-- Start Information given --
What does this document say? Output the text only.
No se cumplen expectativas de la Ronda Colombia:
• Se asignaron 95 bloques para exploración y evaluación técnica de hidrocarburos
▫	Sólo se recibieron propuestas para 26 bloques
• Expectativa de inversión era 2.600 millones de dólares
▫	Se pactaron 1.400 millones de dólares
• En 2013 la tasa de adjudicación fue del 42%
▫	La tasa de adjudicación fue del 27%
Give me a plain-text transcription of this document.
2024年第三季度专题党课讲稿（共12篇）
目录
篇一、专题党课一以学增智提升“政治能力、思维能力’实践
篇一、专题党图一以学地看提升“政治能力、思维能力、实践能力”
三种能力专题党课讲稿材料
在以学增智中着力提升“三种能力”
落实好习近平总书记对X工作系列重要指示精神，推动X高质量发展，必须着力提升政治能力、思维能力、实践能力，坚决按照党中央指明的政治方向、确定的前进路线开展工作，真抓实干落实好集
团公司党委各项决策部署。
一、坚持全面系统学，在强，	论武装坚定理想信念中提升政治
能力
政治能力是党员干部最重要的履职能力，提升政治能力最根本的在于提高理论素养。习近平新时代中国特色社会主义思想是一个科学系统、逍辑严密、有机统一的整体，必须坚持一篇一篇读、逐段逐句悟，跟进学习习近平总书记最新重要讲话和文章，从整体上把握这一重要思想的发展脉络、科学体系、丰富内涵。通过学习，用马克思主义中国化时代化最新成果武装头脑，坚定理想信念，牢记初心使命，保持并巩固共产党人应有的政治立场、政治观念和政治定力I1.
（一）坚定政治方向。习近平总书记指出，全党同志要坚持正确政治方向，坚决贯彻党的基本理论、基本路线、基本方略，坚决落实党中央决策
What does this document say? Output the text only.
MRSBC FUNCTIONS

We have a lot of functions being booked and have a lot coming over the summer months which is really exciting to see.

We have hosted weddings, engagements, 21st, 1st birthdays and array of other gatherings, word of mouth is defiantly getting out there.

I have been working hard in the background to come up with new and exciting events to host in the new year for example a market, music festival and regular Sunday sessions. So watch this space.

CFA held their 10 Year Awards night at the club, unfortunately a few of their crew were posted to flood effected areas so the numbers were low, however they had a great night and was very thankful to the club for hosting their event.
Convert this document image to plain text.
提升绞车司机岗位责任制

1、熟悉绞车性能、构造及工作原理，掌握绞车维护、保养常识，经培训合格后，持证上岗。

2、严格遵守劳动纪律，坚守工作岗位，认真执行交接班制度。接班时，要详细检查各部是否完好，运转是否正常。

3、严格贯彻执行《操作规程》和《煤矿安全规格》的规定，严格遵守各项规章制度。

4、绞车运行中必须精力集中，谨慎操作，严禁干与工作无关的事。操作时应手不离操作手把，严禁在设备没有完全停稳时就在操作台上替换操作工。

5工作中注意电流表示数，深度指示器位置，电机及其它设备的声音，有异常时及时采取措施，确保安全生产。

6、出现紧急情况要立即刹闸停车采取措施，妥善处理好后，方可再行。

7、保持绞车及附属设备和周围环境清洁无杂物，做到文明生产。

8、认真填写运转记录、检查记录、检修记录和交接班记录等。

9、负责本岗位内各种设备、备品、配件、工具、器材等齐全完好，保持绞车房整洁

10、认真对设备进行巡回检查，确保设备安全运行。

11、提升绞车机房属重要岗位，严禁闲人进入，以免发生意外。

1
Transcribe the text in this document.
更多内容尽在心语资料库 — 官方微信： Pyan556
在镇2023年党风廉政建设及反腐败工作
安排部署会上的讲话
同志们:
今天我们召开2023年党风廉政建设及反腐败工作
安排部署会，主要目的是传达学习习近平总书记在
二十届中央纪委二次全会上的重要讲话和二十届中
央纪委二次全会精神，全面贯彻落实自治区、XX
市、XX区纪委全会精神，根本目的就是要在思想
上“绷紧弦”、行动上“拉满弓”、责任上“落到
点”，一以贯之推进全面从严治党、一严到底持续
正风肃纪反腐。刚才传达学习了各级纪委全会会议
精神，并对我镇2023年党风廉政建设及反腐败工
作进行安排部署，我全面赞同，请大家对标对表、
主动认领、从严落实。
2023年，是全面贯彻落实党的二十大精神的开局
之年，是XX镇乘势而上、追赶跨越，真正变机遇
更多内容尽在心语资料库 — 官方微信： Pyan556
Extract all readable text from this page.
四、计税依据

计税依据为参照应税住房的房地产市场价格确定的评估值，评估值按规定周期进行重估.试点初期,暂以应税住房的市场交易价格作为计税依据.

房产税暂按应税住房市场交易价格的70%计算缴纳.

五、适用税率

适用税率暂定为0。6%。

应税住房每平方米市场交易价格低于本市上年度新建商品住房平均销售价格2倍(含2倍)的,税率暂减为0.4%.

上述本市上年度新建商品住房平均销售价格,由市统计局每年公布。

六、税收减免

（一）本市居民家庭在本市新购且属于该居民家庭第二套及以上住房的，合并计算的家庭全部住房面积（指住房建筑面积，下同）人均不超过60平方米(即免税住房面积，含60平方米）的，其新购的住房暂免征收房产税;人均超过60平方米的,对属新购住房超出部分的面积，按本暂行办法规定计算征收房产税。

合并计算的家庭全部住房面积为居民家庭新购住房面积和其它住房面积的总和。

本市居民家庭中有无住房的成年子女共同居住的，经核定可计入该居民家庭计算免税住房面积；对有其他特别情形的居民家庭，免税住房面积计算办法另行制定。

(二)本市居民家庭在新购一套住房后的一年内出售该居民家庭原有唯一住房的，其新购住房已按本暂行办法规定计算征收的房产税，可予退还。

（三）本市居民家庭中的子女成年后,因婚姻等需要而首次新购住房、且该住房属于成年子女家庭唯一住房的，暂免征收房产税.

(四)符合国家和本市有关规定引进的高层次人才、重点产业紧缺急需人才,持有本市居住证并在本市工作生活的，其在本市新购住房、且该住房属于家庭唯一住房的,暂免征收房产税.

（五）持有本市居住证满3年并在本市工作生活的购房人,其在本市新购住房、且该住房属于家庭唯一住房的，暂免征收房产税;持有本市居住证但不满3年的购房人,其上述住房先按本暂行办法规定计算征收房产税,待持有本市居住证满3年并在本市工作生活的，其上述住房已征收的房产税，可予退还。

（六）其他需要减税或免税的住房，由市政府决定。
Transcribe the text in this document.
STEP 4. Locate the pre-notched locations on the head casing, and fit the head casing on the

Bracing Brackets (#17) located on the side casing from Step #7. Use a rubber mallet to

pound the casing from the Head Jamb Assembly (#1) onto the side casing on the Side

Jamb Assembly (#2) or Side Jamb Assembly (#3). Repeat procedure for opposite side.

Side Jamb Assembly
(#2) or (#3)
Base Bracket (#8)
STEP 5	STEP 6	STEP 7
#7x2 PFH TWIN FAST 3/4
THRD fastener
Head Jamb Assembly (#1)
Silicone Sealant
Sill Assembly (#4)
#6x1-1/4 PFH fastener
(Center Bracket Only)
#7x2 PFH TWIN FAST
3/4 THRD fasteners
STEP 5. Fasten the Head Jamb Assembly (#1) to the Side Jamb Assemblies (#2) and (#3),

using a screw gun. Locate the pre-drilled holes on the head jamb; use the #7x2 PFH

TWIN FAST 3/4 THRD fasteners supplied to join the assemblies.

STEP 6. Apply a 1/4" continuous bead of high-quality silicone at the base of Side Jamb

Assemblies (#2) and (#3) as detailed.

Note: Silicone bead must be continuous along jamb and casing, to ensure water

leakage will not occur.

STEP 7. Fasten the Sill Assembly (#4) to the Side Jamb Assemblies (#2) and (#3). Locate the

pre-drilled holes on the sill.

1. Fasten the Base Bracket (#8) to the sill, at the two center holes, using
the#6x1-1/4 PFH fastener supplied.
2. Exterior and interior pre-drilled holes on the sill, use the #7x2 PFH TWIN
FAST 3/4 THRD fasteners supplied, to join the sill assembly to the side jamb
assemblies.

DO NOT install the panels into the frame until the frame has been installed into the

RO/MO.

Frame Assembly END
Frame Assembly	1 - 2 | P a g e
-- End Information given --
**Set exercise**
Scan the data above and copy every line with "THRD" in it.

**Response for this exercise**
THRD fastener
3/4 THRD fasteners
TWIN FAST 3/4 THRD fasteners supplied to join the assemblies.
FAST 3/4 THRD fasteners supplied, to join the sill assembly to the side jamb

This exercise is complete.